■ Aim: Please repeat all of the lines that follow, exactly as written.

[Start of Dataset records]

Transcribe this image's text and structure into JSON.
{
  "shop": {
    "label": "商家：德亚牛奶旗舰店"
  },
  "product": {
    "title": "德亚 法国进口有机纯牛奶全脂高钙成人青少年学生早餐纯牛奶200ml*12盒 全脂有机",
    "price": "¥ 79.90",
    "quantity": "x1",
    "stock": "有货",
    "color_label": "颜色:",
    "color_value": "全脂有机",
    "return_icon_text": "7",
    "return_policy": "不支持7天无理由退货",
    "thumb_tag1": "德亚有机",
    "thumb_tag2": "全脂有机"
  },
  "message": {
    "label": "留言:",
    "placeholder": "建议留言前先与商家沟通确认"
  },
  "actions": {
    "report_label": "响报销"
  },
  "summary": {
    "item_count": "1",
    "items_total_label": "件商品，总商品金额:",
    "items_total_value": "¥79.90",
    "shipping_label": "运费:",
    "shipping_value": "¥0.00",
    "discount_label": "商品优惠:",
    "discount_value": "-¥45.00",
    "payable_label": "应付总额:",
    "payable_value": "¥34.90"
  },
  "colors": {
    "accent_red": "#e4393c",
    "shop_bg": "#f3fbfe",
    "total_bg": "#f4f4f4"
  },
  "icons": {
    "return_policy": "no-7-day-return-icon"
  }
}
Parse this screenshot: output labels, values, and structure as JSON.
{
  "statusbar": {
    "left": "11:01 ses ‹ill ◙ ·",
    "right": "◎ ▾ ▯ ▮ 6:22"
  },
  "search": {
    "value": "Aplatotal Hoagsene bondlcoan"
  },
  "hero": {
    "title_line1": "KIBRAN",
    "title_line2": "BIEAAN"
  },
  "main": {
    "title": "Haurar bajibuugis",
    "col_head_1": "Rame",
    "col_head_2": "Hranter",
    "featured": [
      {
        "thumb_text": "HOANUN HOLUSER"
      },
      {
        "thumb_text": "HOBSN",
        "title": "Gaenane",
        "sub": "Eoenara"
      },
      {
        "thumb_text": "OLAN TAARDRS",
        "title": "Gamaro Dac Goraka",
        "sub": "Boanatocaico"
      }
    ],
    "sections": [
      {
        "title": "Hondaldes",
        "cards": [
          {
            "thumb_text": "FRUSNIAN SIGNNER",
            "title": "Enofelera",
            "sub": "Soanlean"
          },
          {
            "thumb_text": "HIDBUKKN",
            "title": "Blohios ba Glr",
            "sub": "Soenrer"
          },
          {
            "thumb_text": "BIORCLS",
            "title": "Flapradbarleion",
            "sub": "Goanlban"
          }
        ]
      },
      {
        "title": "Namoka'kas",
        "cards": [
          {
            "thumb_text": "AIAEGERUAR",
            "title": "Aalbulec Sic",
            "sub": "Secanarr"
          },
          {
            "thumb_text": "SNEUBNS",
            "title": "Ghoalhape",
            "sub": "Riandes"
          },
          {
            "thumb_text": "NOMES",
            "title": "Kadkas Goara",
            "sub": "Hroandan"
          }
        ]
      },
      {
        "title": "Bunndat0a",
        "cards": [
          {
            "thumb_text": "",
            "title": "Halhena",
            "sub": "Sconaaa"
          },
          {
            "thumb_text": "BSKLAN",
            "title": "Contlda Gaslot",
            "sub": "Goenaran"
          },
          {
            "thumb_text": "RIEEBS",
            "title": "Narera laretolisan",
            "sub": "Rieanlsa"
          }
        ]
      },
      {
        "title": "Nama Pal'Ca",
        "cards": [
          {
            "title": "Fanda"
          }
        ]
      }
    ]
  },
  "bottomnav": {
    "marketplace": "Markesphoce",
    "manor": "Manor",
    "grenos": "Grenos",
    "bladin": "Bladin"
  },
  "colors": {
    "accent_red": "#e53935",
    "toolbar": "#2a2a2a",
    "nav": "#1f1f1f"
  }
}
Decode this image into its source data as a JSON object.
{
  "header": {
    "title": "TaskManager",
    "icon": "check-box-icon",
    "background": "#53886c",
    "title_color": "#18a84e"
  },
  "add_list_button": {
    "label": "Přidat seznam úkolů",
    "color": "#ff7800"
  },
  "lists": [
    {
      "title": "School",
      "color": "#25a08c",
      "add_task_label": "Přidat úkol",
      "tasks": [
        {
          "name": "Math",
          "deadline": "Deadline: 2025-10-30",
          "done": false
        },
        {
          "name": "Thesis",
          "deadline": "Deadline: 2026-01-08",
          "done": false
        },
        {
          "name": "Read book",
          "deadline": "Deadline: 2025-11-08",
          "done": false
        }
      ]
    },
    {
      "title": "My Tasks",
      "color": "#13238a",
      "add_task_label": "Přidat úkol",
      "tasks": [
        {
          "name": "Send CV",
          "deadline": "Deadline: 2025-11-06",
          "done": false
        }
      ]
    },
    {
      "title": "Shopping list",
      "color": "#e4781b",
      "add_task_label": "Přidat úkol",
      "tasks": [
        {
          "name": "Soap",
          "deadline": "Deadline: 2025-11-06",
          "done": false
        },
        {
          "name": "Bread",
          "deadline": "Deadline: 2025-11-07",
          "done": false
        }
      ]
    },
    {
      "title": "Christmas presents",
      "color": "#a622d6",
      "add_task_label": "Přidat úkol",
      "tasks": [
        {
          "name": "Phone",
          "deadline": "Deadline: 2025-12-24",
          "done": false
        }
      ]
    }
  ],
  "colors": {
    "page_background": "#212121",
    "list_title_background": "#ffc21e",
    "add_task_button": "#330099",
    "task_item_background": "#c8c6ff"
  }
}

[End of Dataset records]

■ Answer to this problem:
Transcribe this image's text and structure into JSON.
{
  "shop": {
    "label": "商家：德亚牛奶旗舰店"
  },
  "product": {
    "title": "德亚 法国进口有机纯牛奶全脂高钙成人青少年学生早餐纯牛奶200ml*12盒 全脂有机",
    "price": "¥ 79.90",
    "quantity": "x1",
    "stock": "有货",
    "color_label": "颜色:",
    "color_value": "全脂有机",
    "return_icon_text": "7",
    "return_policy": "不支持7天无理由退货",
    "thumb_tag1": "德亚有机",
    "thumb_tag2": "全脂有机"
  },
  "message": {
    "label": "留言:",
    "placeholder": "建议留言前先与商家沟通确认"
  },
  "actions": {
    "report_label": "响报销"
  },
  "summary": {
    "item_count": "1",
    "items_total_label": "件商品，总商品金额:",
    "items_total_value": "¥79.90",
    "shipping_label": "运费:",
    "shipping_value": "¥0.00",
    "discount_label": "商品优惠:",
    "discount_value": "-¥45.00",
    "payable_label": "应付总额:",
    "payable_value": "¥34.90"
  },
  "colors": {
    "accent_red": "#e4393c",
    "shop_bg": "#f3fbfe",
    "total_bg": "#f4f4f4"
  },
  "icons": {
    "return_policy": "no-7-day-return-icon"
  }
}
Parse this screenshot: output labels, values, and structure as JSON.
{
  "statusbar": {
    "left": "11:01 ses ‹ill ◙ ·",
    "right": "◎ ▾ ▯ ▮ 6:22"
  },
  "search": {
    "value": "Aplatotal Hoagsene bondlcoan"
  },
  "hero": {
    "title_line1": "KIBRAN",
    "title_line2": "BIEAAN"
  },
  "main": {
    "title": "Haurar bajibuugis",
    "col_head_1": "Rame",
    "col_head_2": "Hranter",
    "featured": [
      {
        "thumb_text": "HOANUN HOLUSER"
      },
      {
        "thumb_text": "HOBSN",
        "title": "Gaenane",
        "sub": "Eoenara"
      },
      {
        "thumb_text": "OLAN TAARDRS",
        "title": "Gamaro Dac Goraka",
        "sub": "Boanatocaico"
      }
    ],
    "sections": [
      {
        "title": "Hondaldes",
        "cards": [
          {
            "thumb_text": "FRUSNIAN SIGNNER",
            "title": "Enofelera",
            "sub": "Soanlean"
          },
          {
            "thumb_text": "HIDBUKKN",
            "title": "Blohios ba Glr",
            "sub": "Soenrer"
          },
          {
            "thumb_text": "BIORCLS",
            "title": "Flapradbarleion",
            "sub": "Goanlban"
          }
        ]
      },
      {
        "title": "Namoka'kas",
        "cards": [
          {
            "thumb_text": "AIAEGERUAR",
            "title": "Aalbulec Sic",
            "sub": "Secanarr"
          },
          {
            "thumb_text": "SNEUBNS",
            "title": "Ghoalhape",
            "sub": "Riandes"
          },
          {
            "thumb_text": "NOMES",
            "title": "Kadkas Goara",
            "sub": "Hroandan"
          }
        ]
      },
      {
        "title": "Bunndat0a",
        "cards": [
          {
            "thumb_text": "",
            "title": "Halhena",
            "sub": "Sconaaa"
          },
          {
            "thumb_text": "BSKLAN",
            "title": "Contlda Gaslot",
            "sub": "Goenaran"
          },
          {
            "thumb_text": "RIEEBS",
            "title": "Narera laretolisan",
            "sub": "Rieanlsa"
          }
        ]
      },
      {
        "title": "Nama Pal'Ca",
        "cards": [
          {
            "title": "Fanda"
          }
        ]
      }
    ]
  },
  "bottomnav": {
    "marketplace": "Markesphoce",
    "manor": "Manor",
    "grenos": "Grenos",
    "bladin": "Bladin"
  },
  "colors": {
    "accent_red": "#e53935",
    "toolbar": "#2a2a2a",
    "nav": "#1f1f1f"
  }
}
Decode this image into its source data as a JSON object.
{
  "header": {
    "title": "TaskManager",
    "icon": "check-box-icon",
    "background": "#53886c",
    "title_color": "#18a84e"
  },
  "add_list_button": {
    "label": "Přidat seznam úkolů",
    "color": "#ff7800"
  },
  "lists": [
    {
      "title": "School",
      "color": "#25a08c",
      "add_task_label": "Přidat úkol",
      "tasks": [
        {
          "name": "Math",
          "deadline": "Deadline: 2025-10-30",
          "done": false
        },
        {
          "name": "Thesis",
          "deadline": "Deadline: 2026-01-08",
          "done": false
        },
        {
          "name": "Read book",
          "deadline": "Deadline: 2025-11-08",
          "done": false
        }
      ]
    },
    {
      "title": "My Tasks",
      "color": "#13238a",
      "add_task_label": "Přidat úkol",
      "tasks": [
        {
          "name": "Send CV",
          "deadline": "Deadline: 2025-11-06",
          "done": false
        }
      ]
    },
    {
      "title": "Shopping list",
      "color": "#e4781b",
      "add_task_label": "Přidat úkol",
      "tasks": [
        {
          "name": "Soap",
          "deadline": "Deadline: 2025-11-06",
          "done": false
        },
        {
          "name": "Bread",
          "deadline": "Deadline: 2025-11-07",
          "done": false
        }
      ]
    },
    {
      "title": "Christmas presents",
      "color": "#a622d6",
      "add_task_label": "Přidat úkol",
      "tasks": [
        {
          "name": "Phone",
          "deadline": "Deadline: 2025-12-24",
          "done": false
        }
      ]
    }
  ],
  "colors": {
    "page_background": "#212121",
    "list_title_background": "#ffc21e",
    "add_task_button": "#330099",
    "task_item_background": "#c8c6ff"
  }
}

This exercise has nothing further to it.